> **Aim**: Repeat the entire listing exactly.

> **Given entries**:
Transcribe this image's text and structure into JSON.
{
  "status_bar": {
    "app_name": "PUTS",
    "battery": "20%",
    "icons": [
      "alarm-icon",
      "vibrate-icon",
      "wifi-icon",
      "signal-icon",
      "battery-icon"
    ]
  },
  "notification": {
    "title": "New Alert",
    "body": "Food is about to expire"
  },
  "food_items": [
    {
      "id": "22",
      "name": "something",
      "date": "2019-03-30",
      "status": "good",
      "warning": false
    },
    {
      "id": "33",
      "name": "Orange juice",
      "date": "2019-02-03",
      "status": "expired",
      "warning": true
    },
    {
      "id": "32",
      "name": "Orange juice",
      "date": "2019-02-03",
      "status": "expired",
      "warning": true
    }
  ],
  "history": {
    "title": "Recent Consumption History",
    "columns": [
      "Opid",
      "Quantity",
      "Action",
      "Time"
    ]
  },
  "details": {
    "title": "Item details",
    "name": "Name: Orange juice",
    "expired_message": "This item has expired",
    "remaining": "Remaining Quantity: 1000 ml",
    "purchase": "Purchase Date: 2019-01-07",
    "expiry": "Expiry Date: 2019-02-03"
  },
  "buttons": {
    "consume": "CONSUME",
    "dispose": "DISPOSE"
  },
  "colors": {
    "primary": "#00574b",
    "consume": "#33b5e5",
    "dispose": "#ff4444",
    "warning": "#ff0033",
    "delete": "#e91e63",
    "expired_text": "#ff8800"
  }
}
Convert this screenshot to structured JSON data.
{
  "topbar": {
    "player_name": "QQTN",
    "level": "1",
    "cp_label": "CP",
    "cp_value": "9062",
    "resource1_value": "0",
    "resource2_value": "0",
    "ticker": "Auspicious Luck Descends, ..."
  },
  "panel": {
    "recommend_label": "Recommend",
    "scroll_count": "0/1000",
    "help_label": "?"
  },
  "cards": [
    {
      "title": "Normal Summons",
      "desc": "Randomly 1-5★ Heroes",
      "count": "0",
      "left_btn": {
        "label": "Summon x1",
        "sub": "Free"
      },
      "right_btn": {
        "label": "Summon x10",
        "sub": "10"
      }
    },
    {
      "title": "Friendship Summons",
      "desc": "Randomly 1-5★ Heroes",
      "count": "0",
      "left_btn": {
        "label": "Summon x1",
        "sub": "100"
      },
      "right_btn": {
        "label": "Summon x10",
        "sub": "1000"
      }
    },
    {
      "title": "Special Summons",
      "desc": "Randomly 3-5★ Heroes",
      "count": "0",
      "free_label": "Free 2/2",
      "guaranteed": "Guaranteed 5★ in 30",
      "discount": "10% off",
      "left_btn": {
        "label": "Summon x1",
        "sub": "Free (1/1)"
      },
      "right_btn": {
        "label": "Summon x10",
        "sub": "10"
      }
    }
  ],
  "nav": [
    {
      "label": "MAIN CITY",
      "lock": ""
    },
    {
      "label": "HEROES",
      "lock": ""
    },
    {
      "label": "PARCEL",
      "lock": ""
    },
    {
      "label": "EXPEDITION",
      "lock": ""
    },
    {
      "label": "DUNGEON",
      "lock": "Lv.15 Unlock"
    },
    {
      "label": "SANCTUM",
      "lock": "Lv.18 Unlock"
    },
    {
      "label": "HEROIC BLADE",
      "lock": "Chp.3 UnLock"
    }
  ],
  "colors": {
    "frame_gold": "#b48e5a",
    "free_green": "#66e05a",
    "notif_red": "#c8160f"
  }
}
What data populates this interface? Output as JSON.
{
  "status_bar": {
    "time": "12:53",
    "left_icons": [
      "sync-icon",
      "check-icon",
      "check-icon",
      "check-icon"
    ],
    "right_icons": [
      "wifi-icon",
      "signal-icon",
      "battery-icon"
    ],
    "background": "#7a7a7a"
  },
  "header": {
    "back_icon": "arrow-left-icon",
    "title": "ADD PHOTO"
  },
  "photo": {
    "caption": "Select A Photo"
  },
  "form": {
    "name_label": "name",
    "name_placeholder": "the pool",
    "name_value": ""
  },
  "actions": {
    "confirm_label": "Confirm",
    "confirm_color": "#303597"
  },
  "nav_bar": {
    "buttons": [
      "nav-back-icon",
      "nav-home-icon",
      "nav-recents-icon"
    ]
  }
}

> **Complete response**:
Transcribe this image's text and structure into JSON.
{
  "status_bar": {
    "app_name": "PUTS",
    "battery": "20%",
    "icons": [
      "alarm-icon",
      "vibrate-icon",
      "wifi-icon",
      "signal-icon",
      "battery-icon"
    ]
  },
  "notification": {
    "title": "New Alert",
    "body": "Food is about to expire"
  },
  "food_items": [
    {
      "id": "22",
      "name": "something",
      "date": "2019-03-30",
      "status": "good",
      "warning": false
    },
    {
      "id": "33",
      "name": "Orange juice",
      "date": "2019-02-03",
      "status": "expired",
      "warning": true
    },
    {
      "id": "32",
      "name": "Orange juice",
      "date": "2019-02-03",
      "status": "expired",
      "warning": true
    }
  ],
  "history": {
    "title": "Recent Consumption History",
    "columns": [
      "Opid",
      "Quantity",
      "Action",
      "Time"
    ]
  },
  "details": {
    "title": "Item details",
    "name": "Name: Orange juice",
    "expired_message": "This item has expired",
    "remaining": "Remaining Quantity: 1000 ml",
    "purchase": "Purchase Date: 2019-01-07",
    "expiry": "Expiry Date: 2019-02-03"
  },
  "buttons": {
    "consume": "CONSUME",
    "dispose": "DISPOSE"
  },
  "colors": {
    "primary": "#00574b",
    "consume": "#33b5e5",
    "dispose": "#ff4444",
    "warning": "#ff0033",
    "delete": "#e91e63",
    "expired_text": "#ff8800"
  }
}
Convert this screenshot to structured JSON data.
{
  "topbar": {
    "player_name": "QQTN",
    "level": "1",
    "cp_label": "CP",
    "cp_value": "9062",
    "resource1_value": "0",
    "resource2_value": "0",
    "ticker": "Auspicious Luck Descends, ..."
  },
  "panel": {
    "recommend_label": "Recommend",
    "scroll_count": "0/1000",
    "help_label": "?"
  },
  "cards": [
    {
      "title": "Normal Summons",
      "desc": "Randomly 1-5★ Heroes",
      "count": "0",
      "left_btn": {
        "label": "Summon x1",
        "sub": "Free"
      },
      "right_btn": {
        "label": "Summon x10",
        "sub": "10"
      }
    },
    {
      "title": "Friendship Summons",
      "desc": "Randomly 1-5★ Heroes",
      "count": "0",
      "left_btn": {
        "label": "Summon x1",
        "sub": "100"
      },
      "right_btn": {
        "label": "Summon x10",
        "sub": "1000"
      }
    },
    {
      "title": "Special Summons",
      "desc": "Randomly 3-5★ Heroes",
      "count": "0",
      "free_label": "Free 2/2",
      "guaranteed": "Guaranteed 5★ in 30",
      "discount": "10% off",
      "left_btn": {
        "label": "Summon x1",
        "sub": "Free (1/1)"
      },
      "right_btn": {
        "label": "Summon x10",
        "sub": "10"
      }
    }
  ],
  "nav": [
    {
      "label": "MAIN CITY",
      "lock": ""
    },
    {
      "label": "HEROES",
      "lock": ""
    },
    {
      "label": "PARCEL",
      "lock": ""
    },
    {
      "label": "EXPEDITION",
      "lock": ""
    },
    {
      "label": "DUNGEON",
      "lock": "Lv.15 Unlock"
    },
    {
      "label": "SANCTUM",
      "lock": "Lv.18 Unlock"
    },
    {
      "label": "HEROIC BLADE",
      "lock": "Chp.3 UnLock"
    }
  ],
  "colors": {
    "frame_gold": "#b48e5a",
    "free_green": "#66e05a",
    "notif_red": "#c8160f"
  }
}
What data populates this interface? Output as JSON.
{
  "status_bar": {
    "time": "12:53",
    "left_icons": [
      "sync-icon",
      "check-icon",
      "check-icon",
      "check-icon"
    ],
    "right_icons": [
      "wifi-icon",
      "signal-icon",
      "battery-icon"
    ],
    "background": "#7a7a7a"
  },
  "header": {
    "back_icon": "arrow-left-icon",
    "title": "ADD PHOTO"
  },
  "photo": {
    "caption": "Select A Photo"
  },
  "form": {
    "name_label": "name",
    "name_placeholder": "the pool",
    "name_value": ""
  },
  "actions": {
    "confirm_label": "Confirm",
    "confirm_color": "#303597"
  },
  "nav_bar": {
    "buttons": [
      "nav-back-icon",
      "nav-home-icon",
      "nav-recents-icon"
    ]
  }
}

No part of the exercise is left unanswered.